> _Directions_
Pick out the lines in the listing below that contain the word "icon" and copy them.

> _Dataset records_
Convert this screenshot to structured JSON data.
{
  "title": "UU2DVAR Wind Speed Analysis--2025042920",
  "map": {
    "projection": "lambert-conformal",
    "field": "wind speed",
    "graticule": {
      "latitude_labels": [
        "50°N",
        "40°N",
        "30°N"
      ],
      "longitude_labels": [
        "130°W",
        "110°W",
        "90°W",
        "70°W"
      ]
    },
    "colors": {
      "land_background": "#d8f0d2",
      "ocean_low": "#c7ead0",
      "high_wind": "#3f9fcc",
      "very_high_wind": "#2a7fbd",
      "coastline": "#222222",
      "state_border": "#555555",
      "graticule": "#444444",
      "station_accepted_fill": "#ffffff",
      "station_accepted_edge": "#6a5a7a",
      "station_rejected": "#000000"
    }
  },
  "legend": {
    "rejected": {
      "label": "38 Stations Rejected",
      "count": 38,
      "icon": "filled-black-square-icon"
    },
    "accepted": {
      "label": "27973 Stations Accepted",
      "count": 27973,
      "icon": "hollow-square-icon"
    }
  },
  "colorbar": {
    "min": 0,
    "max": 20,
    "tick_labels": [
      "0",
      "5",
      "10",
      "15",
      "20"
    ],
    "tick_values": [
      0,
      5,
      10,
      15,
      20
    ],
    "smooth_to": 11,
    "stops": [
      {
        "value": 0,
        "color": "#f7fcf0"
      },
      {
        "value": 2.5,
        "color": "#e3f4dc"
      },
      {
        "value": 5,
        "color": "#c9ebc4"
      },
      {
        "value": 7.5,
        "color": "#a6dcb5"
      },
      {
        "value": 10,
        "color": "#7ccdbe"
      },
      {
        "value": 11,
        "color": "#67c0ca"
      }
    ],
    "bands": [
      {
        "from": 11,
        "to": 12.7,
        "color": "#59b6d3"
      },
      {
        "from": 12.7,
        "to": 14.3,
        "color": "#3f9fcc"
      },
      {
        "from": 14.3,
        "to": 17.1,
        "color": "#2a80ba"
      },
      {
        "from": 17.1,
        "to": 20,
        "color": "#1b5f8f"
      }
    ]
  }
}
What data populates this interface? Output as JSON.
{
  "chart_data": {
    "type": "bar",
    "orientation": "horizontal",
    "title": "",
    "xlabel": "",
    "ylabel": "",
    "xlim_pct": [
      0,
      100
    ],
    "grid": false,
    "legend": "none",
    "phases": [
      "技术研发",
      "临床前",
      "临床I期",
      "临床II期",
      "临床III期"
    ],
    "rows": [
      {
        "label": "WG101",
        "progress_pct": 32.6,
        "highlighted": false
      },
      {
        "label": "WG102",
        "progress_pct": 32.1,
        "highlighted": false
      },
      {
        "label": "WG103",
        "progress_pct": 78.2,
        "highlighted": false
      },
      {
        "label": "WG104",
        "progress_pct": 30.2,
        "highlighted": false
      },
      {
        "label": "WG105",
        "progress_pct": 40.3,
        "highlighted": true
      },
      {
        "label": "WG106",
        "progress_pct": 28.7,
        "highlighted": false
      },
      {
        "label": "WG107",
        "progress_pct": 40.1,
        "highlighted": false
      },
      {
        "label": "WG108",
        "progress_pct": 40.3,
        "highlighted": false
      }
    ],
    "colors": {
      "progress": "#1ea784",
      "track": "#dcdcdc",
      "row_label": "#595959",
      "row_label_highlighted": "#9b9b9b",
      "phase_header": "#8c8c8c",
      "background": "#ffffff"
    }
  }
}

> _Exercise response_
      "icon": "filled-black-square-icon"
      "icon": "hollow-square-icon"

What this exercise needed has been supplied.